Exercise objective.
Of the lines in the records that follow, how many include the word "this"? Answer with a bare number.

Excerpts from a figure dataset:
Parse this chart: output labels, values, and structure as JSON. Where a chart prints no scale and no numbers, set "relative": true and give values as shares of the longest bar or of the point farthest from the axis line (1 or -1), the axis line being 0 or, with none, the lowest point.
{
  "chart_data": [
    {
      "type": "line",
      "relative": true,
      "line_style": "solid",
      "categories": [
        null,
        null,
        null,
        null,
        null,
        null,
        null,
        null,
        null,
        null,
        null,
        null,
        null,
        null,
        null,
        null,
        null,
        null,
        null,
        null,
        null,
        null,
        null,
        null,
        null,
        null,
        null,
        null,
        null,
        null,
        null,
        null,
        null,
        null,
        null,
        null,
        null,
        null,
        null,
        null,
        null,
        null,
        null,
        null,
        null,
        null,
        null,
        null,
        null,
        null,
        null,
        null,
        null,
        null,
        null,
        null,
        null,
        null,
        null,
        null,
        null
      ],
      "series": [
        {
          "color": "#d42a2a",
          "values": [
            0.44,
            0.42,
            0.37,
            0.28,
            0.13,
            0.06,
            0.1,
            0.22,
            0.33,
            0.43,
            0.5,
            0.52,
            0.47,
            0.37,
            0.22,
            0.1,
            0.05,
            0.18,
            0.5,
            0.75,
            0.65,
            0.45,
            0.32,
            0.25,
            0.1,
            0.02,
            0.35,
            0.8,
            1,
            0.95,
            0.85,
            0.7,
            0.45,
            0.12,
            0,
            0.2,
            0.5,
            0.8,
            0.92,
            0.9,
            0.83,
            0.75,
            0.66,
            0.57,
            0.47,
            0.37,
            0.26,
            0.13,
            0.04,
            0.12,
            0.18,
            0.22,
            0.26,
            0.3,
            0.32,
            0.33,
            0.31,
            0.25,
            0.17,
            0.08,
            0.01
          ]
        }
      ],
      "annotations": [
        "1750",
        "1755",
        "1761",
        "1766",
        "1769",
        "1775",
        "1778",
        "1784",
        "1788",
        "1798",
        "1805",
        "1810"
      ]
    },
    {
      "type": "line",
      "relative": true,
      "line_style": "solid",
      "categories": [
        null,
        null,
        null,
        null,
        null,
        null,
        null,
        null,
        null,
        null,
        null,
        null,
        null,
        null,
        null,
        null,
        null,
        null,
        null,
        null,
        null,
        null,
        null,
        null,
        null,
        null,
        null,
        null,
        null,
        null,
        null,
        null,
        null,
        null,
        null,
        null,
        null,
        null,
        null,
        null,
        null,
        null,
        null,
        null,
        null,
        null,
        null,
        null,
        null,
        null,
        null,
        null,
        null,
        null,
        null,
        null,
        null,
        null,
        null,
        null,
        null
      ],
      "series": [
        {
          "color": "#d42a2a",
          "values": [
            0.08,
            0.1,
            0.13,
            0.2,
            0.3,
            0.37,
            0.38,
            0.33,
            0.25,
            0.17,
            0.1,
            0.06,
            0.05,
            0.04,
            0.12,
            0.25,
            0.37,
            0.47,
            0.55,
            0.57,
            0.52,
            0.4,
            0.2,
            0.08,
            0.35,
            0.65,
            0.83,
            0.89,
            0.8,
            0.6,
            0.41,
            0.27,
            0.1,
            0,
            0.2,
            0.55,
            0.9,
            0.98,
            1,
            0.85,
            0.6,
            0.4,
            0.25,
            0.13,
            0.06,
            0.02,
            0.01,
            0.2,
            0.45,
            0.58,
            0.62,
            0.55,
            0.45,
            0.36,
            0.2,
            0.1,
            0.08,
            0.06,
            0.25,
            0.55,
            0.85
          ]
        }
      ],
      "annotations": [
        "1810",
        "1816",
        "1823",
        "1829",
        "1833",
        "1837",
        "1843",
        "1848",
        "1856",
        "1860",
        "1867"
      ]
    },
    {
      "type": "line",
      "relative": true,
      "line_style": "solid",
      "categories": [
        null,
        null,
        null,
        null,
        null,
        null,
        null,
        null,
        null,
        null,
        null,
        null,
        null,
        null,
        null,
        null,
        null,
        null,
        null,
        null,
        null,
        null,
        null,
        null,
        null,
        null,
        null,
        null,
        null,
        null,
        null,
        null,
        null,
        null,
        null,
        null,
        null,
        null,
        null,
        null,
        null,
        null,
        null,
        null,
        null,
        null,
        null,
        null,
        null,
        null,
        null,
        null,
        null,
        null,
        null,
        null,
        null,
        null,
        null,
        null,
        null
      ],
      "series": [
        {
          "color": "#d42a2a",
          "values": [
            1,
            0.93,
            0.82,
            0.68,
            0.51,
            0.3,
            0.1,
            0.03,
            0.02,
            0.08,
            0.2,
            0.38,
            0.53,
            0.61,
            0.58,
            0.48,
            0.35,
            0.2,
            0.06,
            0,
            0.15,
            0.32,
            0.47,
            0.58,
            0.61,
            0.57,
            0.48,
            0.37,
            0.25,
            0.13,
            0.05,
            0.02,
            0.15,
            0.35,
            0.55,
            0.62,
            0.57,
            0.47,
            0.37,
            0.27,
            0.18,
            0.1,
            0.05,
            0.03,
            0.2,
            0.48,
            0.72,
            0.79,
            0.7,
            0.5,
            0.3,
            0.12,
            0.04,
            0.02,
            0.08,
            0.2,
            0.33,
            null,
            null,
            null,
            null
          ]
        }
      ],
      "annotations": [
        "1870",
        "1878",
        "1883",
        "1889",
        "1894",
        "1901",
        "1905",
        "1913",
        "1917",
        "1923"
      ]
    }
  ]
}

--

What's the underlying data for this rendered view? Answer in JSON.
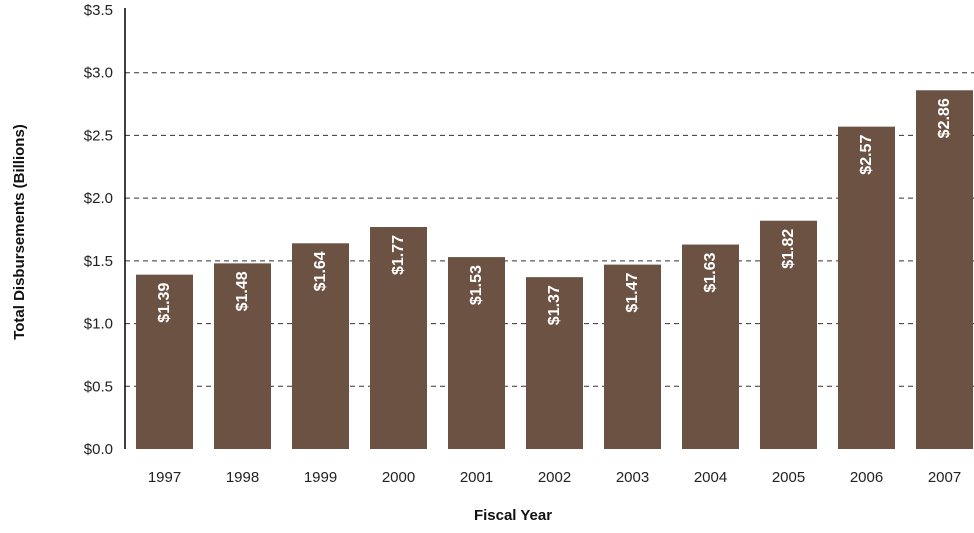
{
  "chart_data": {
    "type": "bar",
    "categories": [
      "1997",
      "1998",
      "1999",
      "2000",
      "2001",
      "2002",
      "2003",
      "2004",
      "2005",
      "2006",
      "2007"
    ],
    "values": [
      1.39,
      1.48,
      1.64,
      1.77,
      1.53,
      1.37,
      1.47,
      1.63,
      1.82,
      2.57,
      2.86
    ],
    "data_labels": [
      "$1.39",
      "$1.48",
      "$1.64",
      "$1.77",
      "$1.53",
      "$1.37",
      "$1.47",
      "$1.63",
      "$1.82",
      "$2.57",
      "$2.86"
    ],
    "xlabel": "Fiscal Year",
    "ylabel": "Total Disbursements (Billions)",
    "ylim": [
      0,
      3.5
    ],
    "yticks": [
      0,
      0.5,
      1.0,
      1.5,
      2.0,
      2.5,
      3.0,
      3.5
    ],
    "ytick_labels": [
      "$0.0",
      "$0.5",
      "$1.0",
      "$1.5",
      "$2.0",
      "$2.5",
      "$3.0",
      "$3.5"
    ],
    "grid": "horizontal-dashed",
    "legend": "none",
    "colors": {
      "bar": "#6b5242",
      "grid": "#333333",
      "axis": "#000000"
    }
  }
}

Correct result.
2